Written task:
Read the records below. Copy each line where the string "title" occurs.

Records provided:
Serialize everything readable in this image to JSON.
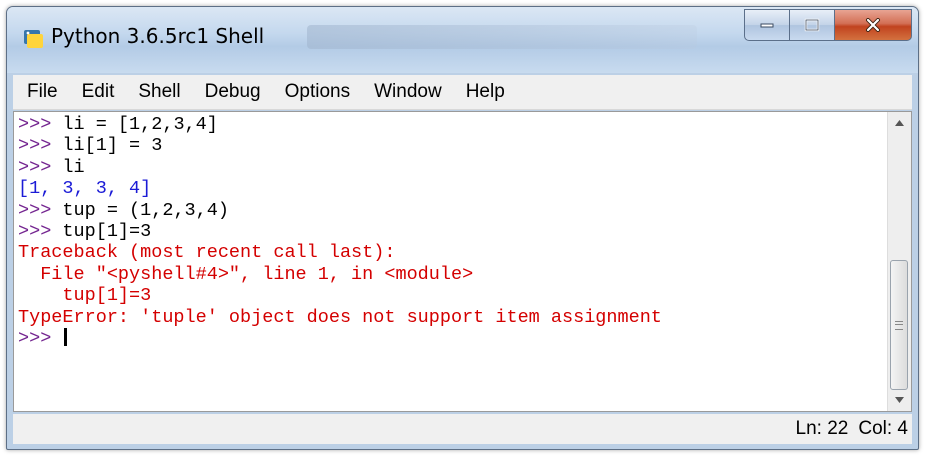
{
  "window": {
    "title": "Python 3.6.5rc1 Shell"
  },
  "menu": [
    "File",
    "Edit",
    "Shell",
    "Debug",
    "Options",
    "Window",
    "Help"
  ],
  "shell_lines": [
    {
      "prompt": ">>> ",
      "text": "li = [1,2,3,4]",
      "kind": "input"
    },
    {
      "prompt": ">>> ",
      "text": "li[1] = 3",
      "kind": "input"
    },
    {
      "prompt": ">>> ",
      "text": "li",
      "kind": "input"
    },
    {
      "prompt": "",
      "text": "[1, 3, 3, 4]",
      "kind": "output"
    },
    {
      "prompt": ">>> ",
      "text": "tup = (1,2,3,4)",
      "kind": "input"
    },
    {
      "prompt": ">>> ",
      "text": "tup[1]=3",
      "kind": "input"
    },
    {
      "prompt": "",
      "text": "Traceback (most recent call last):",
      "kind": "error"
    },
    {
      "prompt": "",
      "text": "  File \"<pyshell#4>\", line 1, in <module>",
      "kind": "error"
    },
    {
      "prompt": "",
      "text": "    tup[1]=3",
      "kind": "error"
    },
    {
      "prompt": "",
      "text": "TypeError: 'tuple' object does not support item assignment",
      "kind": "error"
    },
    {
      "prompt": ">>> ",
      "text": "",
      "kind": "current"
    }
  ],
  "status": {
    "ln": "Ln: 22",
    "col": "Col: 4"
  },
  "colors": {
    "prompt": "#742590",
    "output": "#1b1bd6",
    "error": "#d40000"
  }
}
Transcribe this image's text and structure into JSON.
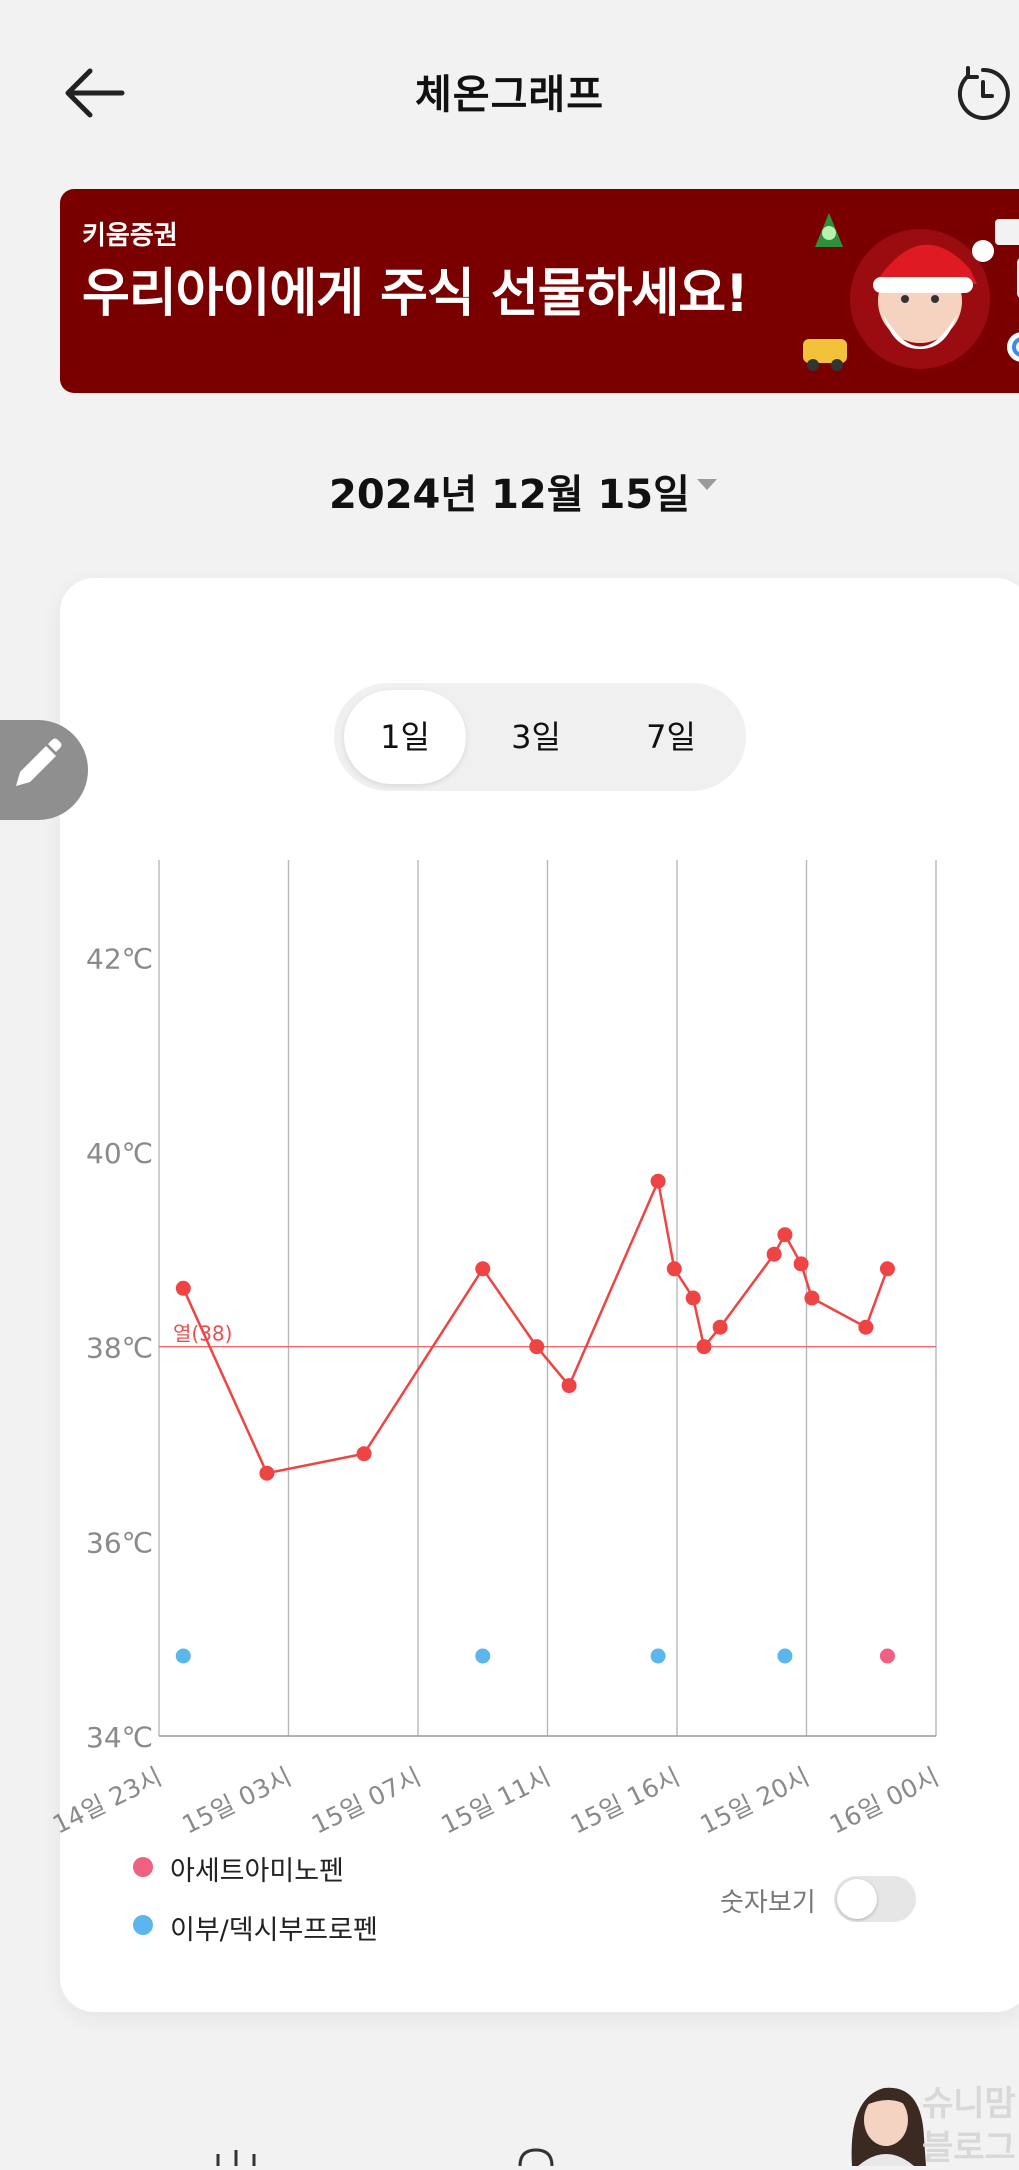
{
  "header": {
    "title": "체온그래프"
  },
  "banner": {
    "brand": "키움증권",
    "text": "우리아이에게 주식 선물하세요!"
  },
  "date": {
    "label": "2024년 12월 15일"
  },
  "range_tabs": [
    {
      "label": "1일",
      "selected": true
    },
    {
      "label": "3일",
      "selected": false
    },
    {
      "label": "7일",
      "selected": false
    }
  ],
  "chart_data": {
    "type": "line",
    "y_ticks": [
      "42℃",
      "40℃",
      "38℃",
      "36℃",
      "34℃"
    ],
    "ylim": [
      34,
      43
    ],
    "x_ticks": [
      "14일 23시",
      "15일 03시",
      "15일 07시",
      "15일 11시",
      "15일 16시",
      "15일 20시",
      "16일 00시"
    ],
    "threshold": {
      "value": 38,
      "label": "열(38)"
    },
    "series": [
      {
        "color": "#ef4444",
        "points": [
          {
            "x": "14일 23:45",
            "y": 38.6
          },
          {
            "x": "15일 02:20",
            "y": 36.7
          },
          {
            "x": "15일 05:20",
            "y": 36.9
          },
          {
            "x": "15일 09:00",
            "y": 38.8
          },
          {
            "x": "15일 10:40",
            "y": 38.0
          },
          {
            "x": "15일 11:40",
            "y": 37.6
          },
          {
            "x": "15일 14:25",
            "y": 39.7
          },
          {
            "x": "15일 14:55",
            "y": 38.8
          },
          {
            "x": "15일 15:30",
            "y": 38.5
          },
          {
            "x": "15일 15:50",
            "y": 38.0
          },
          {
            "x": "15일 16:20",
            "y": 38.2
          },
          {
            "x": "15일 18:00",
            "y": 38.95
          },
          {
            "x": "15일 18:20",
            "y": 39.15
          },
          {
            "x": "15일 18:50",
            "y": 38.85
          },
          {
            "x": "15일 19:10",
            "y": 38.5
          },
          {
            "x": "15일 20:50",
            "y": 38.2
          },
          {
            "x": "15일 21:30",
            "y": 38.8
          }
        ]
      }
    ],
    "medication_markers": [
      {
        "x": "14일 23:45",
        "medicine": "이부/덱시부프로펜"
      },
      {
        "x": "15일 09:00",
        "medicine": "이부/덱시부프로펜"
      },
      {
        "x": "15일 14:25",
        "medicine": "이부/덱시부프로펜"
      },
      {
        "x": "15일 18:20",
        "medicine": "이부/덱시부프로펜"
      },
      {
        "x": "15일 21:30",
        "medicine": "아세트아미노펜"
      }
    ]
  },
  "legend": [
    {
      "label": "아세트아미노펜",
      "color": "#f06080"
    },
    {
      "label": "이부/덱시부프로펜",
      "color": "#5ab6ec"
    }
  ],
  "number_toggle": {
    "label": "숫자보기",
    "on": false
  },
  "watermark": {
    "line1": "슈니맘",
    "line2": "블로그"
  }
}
...
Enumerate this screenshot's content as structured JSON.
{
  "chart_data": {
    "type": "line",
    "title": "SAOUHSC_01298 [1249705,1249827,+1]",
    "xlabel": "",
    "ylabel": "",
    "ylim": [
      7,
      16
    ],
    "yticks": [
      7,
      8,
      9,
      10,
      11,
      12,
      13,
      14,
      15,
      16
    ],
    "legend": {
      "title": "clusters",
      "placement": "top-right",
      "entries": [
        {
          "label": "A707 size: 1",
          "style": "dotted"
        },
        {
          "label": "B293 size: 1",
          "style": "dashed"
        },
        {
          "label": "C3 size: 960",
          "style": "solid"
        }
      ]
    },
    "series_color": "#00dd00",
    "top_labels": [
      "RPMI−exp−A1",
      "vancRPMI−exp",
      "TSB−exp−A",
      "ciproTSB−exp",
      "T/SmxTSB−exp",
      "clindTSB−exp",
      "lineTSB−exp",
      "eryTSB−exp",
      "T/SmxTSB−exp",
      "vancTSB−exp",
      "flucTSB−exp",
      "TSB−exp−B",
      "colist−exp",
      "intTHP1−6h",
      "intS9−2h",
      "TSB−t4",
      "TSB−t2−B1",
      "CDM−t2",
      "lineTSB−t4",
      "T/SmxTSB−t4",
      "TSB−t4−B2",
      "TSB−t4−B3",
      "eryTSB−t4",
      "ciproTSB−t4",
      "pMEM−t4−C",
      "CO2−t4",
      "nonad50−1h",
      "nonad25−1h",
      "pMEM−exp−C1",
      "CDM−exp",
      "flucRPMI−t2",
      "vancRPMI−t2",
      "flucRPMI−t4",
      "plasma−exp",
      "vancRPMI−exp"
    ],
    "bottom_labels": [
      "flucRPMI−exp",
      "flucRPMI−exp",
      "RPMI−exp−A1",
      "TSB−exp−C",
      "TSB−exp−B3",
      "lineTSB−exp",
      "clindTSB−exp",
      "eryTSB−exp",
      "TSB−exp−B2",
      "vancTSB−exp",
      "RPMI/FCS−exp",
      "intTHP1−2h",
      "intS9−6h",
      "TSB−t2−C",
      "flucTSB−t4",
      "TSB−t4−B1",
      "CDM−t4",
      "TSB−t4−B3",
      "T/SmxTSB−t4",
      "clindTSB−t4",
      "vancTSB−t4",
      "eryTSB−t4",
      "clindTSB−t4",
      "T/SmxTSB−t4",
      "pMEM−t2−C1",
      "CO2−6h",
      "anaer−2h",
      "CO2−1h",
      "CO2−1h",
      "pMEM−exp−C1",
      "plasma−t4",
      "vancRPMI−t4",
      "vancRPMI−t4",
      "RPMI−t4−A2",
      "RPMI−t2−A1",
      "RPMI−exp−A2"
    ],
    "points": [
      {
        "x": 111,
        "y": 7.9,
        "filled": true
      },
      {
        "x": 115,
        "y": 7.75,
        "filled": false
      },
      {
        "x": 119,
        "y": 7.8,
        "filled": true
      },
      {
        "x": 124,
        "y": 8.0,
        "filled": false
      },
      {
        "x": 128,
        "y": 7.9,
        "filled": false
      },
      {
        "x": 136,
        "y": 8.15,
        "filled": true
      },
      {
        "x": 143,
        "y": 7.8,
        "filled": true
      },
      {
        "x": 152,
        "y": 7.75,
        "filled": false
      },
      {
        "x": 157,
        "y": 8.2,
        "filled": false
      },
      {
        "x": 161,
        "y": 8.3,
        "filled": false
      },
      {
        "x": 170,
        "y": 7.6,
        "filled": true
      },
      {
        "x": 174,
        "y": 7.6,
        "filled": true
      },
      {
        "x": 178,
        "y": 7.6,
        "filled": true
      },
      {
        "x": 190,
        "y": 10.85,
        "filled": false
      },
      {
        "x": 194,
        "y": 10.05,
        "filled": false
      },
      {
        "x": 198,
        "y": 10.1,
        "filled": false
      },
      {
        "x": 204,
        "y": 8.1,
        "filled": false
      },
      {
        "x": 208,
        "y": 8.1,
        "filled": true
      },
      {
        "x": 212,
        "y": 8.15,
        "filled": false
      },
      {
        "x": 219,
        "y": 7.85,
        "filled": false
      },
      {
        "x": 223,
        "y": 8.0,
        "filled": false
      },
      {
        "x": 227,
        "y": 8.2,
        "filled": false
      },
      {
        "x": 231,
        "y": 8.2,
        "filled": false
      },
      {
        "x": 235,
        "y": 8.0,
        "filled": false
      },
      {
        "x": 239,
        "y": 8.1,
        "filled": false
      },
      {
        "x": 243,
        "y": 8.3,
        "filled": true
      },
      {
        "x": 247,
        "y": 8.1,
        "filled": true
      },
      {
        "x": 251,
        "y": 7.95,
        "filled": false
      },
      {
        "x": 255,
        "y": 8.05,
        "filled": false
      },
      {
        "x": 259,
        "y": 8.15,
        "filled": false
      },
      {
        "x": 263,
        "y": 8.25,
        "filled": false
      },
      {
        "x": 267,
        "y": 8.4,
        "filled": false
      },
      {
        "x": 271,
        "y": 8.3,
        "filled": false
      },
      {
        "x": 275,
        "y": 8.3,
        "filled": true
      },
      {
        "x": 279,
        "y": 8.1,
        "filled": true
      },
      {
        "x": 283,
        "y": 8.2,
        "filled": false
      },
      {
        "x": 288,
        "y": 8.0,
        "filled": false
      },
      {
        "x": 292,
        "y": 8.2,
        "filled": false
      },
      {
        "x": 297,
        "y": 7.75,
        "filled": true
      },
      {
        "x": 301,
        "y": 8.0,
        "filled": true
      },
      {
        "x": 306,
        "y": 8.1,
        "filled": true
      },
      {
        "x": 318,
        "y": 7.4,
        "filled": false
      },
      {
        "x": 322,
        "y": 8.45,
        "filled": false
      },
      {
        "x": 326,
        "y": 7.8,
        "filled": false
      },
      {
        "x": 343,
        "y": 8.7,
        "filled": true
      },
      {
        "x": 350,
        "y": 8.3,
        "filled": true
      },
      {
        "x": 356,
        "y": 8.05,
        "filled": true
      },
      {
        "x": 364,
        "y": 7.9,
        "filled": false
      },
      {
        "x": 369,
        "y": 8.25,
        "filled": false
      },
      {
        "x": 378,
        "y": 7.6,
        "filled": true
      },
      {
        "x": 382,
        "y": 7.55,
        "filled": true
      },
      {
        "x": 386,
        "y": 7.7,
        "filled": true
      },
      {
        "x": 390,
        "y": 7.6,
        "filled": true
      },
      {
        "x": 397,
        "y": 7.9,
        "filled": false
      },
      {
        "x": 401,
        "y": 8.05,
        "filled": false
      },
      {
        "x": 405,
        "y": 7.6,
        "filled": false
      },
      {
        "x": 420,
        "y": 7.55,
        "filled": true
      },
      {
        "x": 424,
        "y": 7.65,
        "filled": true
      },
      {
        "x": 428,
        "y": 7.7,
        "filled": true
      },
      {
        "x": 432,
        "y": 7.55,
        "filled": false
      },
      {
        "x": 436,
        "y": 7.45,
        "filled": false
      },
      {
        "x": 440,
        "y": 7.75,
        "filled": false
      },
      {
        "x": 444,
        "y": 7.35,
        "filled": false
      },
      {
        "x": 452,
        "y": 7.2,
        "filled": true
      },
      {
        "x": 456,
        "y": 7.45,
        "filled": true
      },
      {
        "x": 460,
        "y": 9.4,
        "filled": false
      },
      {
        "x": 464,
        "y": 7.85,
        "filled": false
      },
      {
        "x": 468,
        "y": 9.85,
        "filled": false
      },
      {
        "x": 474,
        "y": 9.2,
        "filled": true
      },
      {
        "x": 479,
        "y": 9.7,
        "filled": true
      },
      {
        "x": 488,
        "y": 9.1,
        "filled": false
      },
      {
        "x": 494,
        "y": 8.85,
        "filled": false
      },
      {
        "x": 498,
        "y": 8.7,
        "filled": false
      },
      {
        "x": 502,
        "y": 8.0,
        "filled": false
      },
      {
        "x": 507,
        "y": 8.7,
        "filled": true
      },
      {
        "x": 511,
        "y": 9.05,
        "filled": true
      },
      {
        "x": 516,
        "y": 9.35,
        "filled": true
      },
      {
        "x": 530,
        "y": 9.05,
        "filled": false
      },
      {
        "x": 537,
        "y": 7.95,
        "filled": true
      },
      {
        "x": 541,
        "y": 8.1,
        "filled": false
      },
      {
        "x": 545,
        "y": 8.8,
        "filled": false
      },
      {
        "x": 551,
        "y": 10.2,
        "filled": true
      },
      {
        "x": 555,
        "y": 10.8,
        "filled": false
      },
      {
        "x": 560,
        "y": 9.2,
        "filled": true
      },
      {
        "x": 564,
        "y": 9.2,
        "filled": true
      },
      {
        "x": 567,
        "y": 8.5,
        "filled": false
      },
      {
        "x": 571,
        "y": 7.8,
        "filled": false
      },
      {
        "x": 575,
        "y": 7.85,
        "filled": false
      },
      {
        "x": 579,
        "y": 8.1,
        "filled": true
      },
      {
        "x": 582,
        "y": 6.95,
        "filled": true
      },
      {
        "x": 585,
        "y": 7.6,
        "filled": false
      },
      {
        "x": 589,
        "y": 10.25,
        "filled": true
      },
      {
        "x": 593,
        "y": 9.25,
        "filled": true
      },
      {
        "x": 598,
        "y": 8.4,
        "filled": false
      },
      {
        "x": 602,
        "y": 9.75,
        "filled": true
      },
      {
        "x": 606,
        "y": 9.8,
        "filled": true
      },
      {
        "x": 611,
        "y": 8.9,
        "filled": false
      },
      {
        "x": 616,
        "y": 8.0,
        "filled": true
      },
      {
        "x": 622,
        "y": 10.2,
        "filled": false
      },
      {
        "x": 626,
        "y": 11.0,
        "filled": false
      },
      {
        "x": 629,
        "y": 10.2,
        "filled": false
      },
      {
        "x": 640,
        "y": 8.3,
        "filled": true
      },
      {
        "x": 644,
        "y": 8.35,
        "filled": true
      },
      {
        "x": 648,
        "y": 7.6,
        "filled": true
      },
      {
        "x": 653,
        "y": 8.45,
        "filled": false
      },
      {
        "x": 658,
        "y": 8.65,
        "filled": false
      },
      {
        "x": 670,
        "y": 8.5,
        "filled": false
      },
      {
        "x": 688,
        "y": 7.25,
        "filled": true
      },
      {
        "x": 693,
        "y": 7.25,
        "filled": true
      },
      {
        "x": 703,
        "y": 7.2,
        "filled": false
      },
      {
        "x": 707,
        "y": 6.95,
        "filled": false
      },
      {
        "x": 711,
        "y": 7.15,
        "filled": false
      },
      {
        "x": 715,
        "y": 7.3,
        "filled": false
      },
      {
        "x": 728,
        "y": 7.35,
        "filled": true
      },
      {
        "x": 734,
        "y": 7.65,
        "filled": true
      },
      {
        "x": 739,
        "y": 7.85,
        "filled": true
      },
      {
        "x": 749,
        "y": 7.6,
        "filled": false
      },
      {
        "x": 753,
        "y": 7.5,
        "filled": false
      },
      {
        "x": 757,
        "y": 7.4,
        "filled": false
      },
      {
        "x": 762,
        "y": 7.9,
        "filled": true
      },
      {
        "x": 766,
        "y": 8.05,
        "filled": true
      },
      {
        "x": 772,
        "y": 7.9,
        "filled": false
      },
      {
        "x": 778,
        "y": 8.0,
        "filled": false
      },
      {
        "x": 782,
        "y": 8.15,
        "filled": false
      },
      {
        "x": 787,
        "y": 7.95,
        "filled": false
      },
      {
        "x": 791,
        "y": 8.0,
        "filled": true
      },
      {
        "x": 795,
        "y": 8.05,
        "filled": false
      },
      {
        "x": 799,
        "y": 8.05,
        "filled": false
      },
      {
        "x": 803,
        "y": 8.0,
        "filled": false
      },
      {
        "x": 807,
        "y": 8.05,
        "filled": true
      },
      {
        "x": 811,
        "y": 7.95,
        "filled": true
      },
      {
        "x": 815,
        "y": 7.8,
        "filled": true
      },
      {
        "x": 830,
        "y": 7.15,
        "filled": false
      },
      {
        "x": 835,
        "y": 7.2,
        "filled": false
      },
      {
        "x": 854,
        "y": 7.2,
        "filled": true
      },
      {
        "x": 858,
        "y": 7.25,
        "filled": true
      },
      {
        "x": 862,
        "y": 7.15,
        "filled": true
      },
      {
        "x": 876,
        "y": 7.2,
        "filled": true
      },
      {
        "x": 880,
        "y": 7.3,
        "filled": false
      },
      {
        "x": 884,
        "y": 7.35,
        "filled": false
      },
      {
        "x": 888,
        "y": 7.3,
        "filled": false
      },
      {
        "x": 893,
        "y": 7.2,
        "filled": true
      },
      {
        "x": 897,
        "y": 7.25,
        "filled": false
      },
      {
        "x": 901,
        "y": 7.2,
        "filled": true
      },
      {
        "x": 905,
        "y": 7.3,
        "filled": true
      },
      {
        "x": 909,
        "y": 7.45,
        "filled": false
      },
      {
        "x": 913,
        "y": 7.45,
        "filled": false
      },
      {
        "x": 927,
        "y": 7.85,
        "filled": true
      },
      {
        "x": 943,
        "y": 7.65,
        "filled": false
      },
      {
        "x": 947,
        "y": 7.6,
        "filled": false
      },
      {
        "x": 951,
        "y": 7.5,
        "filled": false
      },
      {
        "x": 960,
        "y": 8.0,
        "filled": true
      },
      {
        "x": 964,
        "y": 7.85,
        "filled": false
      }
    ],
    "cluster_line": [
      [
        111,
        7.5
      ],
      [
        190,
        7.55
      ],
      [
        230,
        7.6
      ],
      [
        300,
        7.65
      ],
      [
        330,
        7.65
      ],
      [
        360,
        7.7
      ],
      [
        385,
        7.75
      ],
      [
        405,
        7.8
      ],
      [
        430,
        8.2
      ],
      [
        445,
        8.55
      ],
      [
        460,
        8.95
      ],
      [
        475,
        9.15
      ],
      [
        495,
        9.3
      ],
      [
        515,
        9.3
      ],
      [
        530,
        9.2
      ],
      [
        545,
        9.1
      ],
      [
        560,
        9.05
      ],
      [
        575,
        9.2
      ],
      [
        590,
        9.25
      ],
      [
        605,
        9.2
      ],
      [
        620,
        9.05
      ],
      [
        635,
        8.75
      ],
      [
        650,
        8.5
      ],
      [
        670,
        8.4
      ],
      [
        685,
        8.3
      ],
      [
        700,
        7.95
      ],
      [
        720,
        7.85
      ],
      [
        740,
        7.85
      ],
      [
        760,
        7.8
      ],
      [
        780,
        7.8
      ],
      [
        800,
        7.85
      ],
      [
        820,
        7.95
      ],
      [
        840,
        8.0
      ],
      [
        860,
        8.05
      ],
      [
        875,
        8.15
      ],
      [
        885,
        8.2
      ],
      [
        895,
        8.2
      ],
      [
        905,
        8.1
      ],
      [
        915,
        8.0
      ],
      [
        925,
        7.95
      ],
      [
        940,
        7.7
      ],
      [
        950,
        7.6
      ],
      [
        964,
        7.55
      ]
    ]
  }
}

Finished answer:
    "title": "Python 3.6.5rc1 Shell"
    "title": "체온그래프"
    "title": "SAOUHSC_01298 [1249705,1249827,+1]",
      "title": "clusters",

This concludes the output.